**To be done**
Go through the entries below, tally each line with the string "Median", and give the final number by itself.

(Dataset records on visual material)
## Begin

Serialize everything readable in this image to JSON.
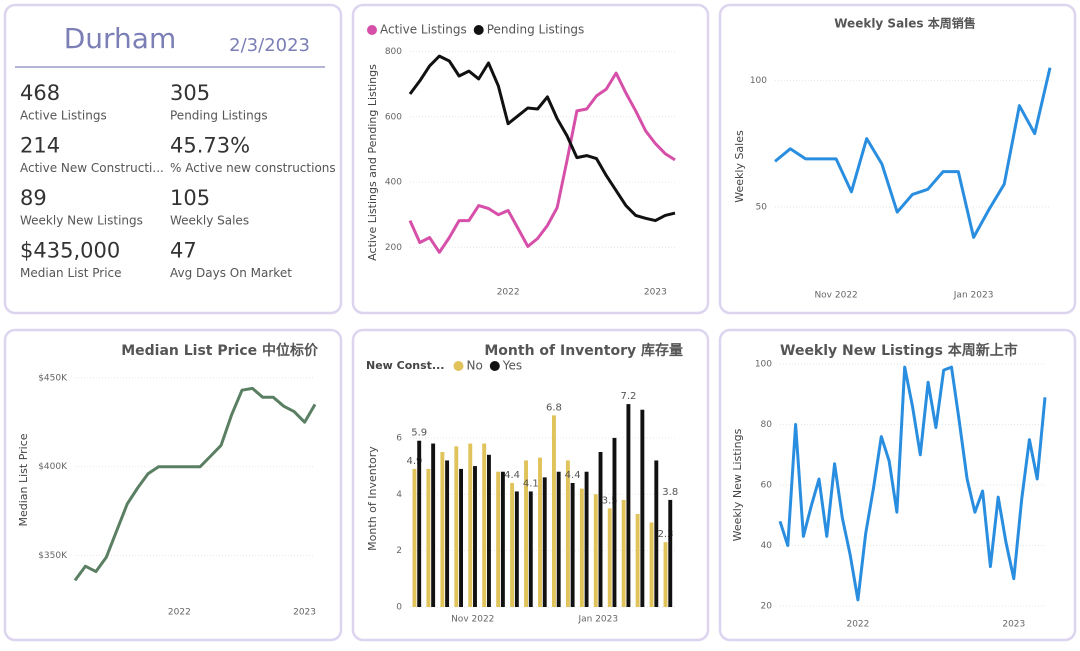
{
  "kpi": {
    "title": "Durham",
    "date": "2/3/2023",
    "items": [
      {
        "value": "468",
        "label": "Active Listings"
      },
      {
        "value": "305",
        "label": "Pending Listings"
      },
      {
        "value": "214",
        "label": "Active New Constructi..."
      },
      {
        "value": "45.73%",
        "label": "% Active new constructions"
      },
      {
        "value": "89",
        "label": "Weekly New Listings"
      },
      {
        "value": "105",
        "label": "Weekly Sales"
      },
      {
        "value": "$435,000",
        "label": "Median List Price"
      },
      {
        "value": "47",
        "label": "Avg Days On Market"
      }
    ]
  },
  "chart_data": [
    {
      "type": "line",
      "y_label": "Active Listings and Pending Listings",
      "legend": "top-left",
      "categories": [
        null,
        null,
        null,
        null,
        null,
        null,
        null,
        null,
        null,
        null,
        "2022",
        null,
        null,
        null,
        null,
        null,
        null,
        null,
        null,
        null,
        null,
        null,
        null,
        null,
        null,
        "2023",
        null,
        null
      ],
      "series": [
        {
          "name": "Active Listings",
          "color": "#d64fa8",
          "values": [
            282,
            215,
            230,
            185,
            230,
            282,
            282,
            328,
            319,
            300,
            313,
            258,
            203,
            227,
            267,
            322,
            466,
            618,
            624,
            664,
            685,
            734,
            673,
            618,
            557,
            518,
            487,
            468
          ]
        },
        {
          "name": "Pending Listings",
          "color": "#111111",
          "values": [
            670,
            710,
            756,
            786,
            771,
            725,
            740,
            716,
            765,
            695,
            579,
            603,
            627,
            624,
            661,
            594,
            542,
            475,
            481,
            472,
            420,
            374,
            328,
            298,
            289,
            282,
            298,
            305
          ]
        }
      ],
      "ylim": [
        100,
        820
      ],
      "yticks": [
        200,
        400,
        600,
        800
      ],
      "grid": true
    },
    {
      "type": "line",
      "title": "Weekly Sales 本周销售",
      "y_label": "Weekly Sales",
      "color": "#2a8ee0",
      "categories": [
        null,
        null,
        null,
        null,
        "Nov 2022",
        null,
        null,
        null,
        null,
        null,
        null,
        null,
        null,
        "Jan 2023",
        null,
        null,
        null,
        null,
        null
      ],
      "values": [
        68,
        73,
        69,
        69,
        69,
        56,
        77,
        67,
        48,
        55,
        57,
        64,
        64,
        38,
        49,
        59,
        90,
        79,
        105
      ],
      "ylim": [
        20,
        112
      ],
      "yticks": [
        50,
        100
      ],
      "grid": true
    },
    {
      "type": "line",
      "title": "Median List Price  中位标价",
      "y_label": "Median List Price",
      "color": "#5b7f62",
      "categories": [
        null,
        null,
        null,
        null,
        null,
        null,
        null,
        null,
        null,
        null,
        "2022",
        null,
        null,
        null,
        null,
        null,
        null,
        null,
        null,
        null,
        null,
        null,
        "2023",
        null
      ],
      "values": [
        336000,
        344000,
        341000,
        349000,
        364000,
        379000,
        388000,
        396000,
        400000,
        400000,
        400000,
        400000,
        400000,
        406000,
        412000,
        429000,
        443000,
        444000,
        439000,
        439000,
        434000,
        431000,
        425000,
        435000
      ],
      "ylim": [
        325000,
        460000
      ],
      "yticks": [
        {
          "value": 350000,
          "label": "$350K"
        },
        {
          "value": 400000,
          "label": "$400K"
        },
        {
          "value": 450000,
          "label": "$450K"
        }
      ],
      "grid": true
    },
    {
      "type": "bar",
      "title": "Month of Inventory 库存量",
      "legend_title": "New Const...",
      "y_label": "Month of Inventory",
      "legend": "top-left",
      "categories": [
        null,
        null,
        null,
        null,
        "Nov 2022",
        null,
        null,
        null,
        null,
        null,
        null,
        null,
        null,
        "Jan 2023",
        null,
        null,
        null,
        null,
        null
      ],
      "series": [
        {
          "name": "No",
          "color": "#e0c35a",
          "values": [
            4.9,
            4.9,
            5.5,
            5.7,
            5.8,
            5.8,
            4.8,
            4.4,
            5.2,
            5.3,
            6.8,
            5.2,
            4.2,
            4.0,
            3.5,
            3.8,
            3.3,
            3.0,
            2.3
          ],
          "value_labels": [
            "4.9",
            null,
            null,
            null,
            null,
            null,
            null,
            "4.4",
            null,
            null,
            "6.8",
            null,
            null,
            null,
            "3.5",
            null,
            null,
            null,
            "2.3"
          ]
        },
        {
          "name": "Yes",
          "color": "#111111",
          "values": [
            5.9,
            5.8,
            5.2,
            4.9,
            5.0,
            5.4,
            4.8,
            4.1,
            4.1,
            4.6,
            4.8,
            4.4,
            4.8,
            5.5,
            6.0,
            7.2,
            7.0,
            5.2,
            3.8
          ],
          "value_labels": [
            "5.9",
            null,
            null,
            null,
            null,
            null,
            null,
            null,
            "4.1",
            null,
            null,
            "4.4",
            null,
            null,
            null,
            "7.2",
            null,
            null,
            "3.8"
          ]
        }
      ],
      "ylim": [
        0,
        7.7
      ],
      "yticks": [
        0,
        2,
        4,
        6
      ],
      "grid": true
    },
    {
      "type": "line",
      "title": "Weekly New Listings  本周新上市",
      "y_label": "Weekly New Listings",
      "color": "#2a8ee0",
      "categories": [
        null,
        null,
        null,
        null,
        null,
        null,
        null,
        null,
        null,
        null,
        "2022",
        null,
        null,
        null,
        null,
        null,
        null,
        null,
        null,
        null,
        null,
        null,
        null,
        null,
        null,
        null,
        null,
        null,
        null,
        null,
        "2023",
        null,
        null,
        null,
        null
      ],
      "values": [
        48,
        40,
        80,
        43,
        53,
        62,
        43,
        67,
        49,
        37,
        22,
        44,
        59,
        76,
        68,
        51,
        99,
        86,
        70,
        94,
        79,
        98,
        99,
        81,
        62,
        51,
        58,
        33,
        56,
        41,
        29,
        55,
        75,
        62,
        89
      ],
      "ylim": [
        18,
        102
      ],
      "yticks": [
        20,
        40,
        60,
        80,
        100
      ],
      "grid": true
    }
  ]
}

## End

**Answer to this task**
3